#### Written problem a
In the article on Amazon's 2016 results, substitute "space" for "capacity" in the passage that begins at the words "Noting this week’s" and stops after "paid unit growth.". Give that passage again with the change made.

#### Document extract

· · · ·

Releasing its 2016 results, it revealed a 297% rise in full-year net income, to $2.37bn. Net 2016 sales reached $136bn, while fourth-quarter sales increased 22% to $43.7bn, with net income up 55%.
Most significant to the logistics industry are Amazon’s plans for shipping, a significant cost, but a part of its business it appears keen to sell to third parties by having its own network – which it began to create in the second half of last year.
Full-year net shipping costs grew 43%, however, (compared with a 27% rise in sales) to $7.1bn. Shipping revenues grew 38%, to $8.9bn, while total shipping costs grew 40% to $16.1bn.
CFO Brian Olsavsky explained the rise by noting that Fulfilment By Amazon (FBA), its delivery arm, was attracting new sellers – 70% more in 2016.
“The fulfilment centre expenses and a lot of our shipping costs are tied to the increase in that FBA percentage and that growth of Amazon fulfiled units.”
He said that from a cost standpoint, it was one “we continue to work on every day.”
In the fourth quarter, shipping revenues grew 29%, to $3bn, while costs rose 35% year-on-year to $5.6bn.
While the e-tailer has been increasingly moving into the logistics space, which it hopes will give it greater control over its business, there was little mention of longer-term plans.
Noting this week’s announcement that it is to build a massive, 900-acre facility at CVG Airport in Kentucky, Mr Olsavsky said: “It gives us a base for future growth.
“It’s all about supplementing our existing capacity [for] both our partners and ourselves and, essentially, building capacity that can handle this top line growth, and also the growth in AFN or Amazon Fulfiled Network units which … is even higher than our paid unit growth.

· · · ·

#### Written problem b
Reproduce the records word for word, beginning at their first line and stopping after the line that contains "x-axis-tick-label: 0400 [146, 779, 168, 789]".

#### Page element annotations
· · · ·

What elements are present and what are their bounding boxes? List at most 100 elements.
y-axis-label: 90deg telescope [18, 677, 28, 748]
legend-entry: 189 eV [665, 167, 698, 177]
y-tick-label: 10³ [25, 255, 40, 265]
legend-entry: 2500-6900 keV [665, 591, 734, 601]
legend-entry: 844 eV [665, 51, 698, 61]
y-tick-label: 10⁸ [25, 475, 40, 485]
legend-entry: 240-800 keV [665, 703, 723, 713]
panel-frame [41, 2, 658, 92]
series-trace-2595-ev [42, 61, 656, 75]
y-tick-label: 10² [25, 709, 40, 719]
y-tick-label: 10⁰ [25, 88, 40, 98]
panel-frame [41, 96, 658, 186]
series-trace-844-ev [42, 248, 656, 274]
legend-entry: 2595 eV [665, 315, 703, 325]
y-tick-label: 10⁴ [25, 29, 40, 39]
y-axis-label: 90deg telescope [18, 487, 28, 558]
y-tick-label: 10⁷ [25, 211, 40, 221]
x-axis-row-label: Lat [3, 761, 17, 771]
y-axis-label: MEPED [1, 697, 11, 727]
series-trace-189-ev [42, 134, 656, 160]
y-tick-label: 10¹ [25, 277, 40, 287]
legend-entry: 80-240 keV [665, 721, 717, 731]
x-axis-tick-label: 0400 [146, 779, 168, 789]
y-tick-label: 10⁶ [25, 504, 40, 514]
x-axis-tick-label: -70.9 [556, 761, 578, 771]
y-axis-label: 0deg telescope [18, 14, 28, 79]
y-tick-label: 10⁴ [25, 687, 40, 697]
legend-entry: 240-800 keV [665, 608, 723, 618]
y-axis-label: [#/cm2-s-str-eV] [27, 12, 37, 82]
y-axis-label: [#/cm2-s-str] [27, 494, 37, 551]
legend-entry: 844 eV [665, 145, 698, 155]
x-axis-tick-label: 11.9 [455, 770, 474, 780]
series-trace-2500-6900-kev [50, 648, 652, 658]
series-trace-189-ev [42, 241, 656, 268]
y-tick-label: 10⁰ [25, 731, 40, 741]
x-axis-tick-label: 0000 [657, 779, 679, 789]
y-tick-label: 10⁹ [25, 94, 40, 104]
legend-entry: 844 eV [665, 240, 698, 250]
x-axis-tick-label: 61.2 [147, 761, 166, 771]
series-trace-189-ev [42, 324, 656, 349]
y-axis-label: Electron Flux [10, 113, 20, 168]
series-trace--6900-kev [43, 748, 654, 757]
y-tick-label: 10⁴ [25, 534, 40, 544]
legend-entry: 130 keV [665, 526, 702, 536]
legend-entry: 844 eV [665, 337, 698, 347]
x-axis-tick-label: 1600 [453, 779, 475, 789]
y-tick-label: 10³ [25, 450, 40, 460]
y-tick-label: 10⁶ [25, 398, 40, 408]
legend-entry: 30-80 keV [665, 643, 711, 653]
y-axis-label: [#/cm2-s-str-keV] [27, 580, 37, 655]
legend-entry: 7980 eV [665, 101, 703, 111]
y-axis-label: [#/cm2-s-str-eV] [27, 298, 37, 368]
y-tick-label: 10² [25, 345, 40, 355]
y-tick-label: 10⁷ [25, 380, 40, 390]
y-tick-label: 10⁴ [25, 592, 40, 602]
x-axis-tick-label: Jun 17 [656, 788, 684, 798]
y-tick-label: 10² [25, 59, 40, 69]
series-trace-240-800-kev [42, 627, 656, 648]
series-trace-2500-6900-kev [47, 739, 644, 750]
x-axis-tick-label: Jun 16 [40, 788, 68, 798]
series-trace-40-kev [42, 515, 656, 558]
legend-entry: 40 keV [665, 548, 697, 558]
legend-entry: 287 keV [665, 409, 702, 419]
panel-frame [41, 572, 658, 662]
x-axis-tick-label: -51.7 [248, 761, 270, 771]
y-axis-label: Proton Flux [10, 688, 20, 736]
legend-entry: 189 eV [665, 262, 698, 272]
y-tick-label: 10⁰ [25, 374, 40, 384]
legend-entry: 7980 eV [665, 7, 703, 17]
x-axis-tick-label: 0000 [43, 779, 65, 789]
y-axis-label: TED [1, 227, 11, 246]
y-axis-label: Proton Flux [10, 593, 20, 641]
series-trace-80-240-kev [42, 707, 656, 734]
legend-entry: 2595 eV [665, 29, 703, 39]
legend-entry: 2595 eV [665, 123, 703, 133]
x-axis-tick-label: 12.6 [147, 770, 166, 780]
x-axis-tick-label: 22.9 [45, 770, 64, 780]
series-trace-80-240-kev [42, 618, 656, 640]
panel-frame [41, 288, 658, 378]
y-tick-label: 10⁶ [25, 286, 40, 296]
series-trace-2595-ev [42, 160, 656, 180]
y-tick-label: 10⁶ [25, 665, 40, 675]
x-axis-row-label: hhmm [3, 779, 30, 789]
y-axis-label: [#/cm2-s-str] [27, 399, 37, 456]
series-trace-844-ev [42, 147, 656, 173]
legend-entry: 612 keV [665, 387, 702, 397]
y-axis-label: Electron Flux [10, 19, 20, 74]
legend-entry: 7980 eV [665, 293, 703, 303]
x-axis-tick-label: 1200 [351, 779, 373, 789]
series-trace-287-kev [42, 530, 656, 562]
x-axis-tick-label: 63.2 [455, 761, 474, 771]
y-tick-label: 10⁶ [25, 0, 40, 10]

· · · ·

#### Full output a
Noting this week’s announcement that it is to build a massive, 900-acre facility at CVG Airport in Kentucky, Mr Olsavsky said: “It gives us a base for future growth.
“It’s all about supplementing our existing space [for] both our partners and ourselves and, essentially, building space that can handle this top line growth, and also the growth in AFN or Amazon Fulfiled Network units which … is even higher than our paid unit growth.

#### Full output b
What elements are present and what are their bounding boxes? List at most 100 elements.
y-axis-label: 90deg telescope [18, 677, 28, 748]
legend-entry: 189 eV [665, 167, 698, 177]
y-tick-label: 10³ [25, 255, 40, 265]
legend-entry: 2500-6900 keV [665, 591, 734, 601]
legend-entry: 844 eV [665, 51, 698, 61]
y-tick-label: 10⁸ [25, 475, 40, 485]
legend-entry: 240-800 keV [665, 703, 723, 713]
panel-frame [41, 2, 658, 92]
series-trace-2595-ev [42, 61, 656, 75]
y-tick-label: 10² [25, 709, 40, 719]
y-tick-label: 10⁰ [25, 88, 40, 98]
panel-frame [41, 96, 658, 186]
series-trace-844-ev [42, 248, 656, 274]
legend-entry: 2595 eV [665, 315, 703, 325]
y-tick-label: 10⁴ [25, 29, 40, 39]
y-axis-label: 90deg telescope [18, 487, 28, 558]
y-tick-label: 10⁷ [25, 211, 40, 221]
x-axis-row-label: Lat [3, 761, 17, 771]
y-axis-label: MEPED [1, 697, 11, 727]
series-trace-189-ev [42, 134, 656, 160]
y-tick-label: 10¹ [25, 277, 40, 287]
legend-entry: 80-240 keV [665, 721, 717, 731]
x-axis-tick-label: 0400 [146, 779, 168, 789]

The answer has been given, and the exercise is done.